Your job is to retype all of the data word for word, leaving every image out.
>> begin
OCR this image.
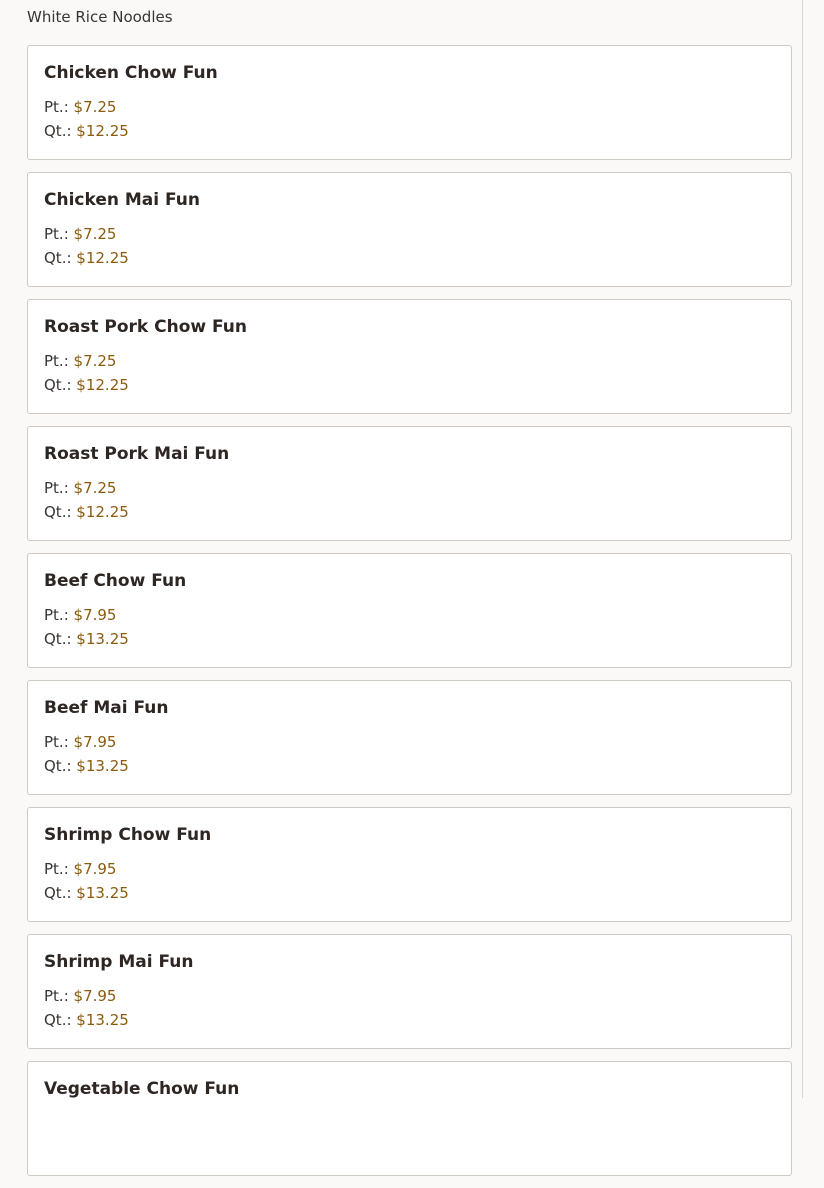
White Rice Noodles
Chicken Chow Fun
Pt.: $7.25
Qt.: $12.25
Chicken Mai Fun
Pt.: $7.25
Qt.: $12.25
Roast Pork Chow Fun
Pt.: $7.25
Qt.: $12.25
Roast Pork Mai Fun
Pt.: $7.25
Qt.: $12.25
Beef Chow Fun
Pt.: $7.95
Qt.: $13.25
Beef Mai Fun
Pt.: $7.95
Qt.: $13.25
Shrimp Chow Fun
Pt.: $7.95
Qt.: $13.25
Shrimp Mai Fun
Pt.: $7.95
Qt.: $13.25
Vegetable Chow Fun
>> end
Task solution:
OCR this image.
White Rice Noodles
Chicken Chow Fun
Pt.: $7.25
Qt.: $12.25
Chicken Mai Fun
Pt.: $7.25
Qt.: $12.25
Roast Pork Chow Fun
Pt.: $7.25
Qt.: $12.25
Roast Pork Mai Fun
Pt.: $7.25
Qt.: $12.25
Beef Chow Fun
Pt.: $7.95
Qt.: $13.25
Beef Mai Fun
Pt.: $7.95
Qt.: $13.25
Shrimp Chow Fun
Pt.: $7.95
Qt.: $13.25
Shrimp Mai Fun
Pt.: $7.95
Qt.: $13.25
Vegetable Chow Fun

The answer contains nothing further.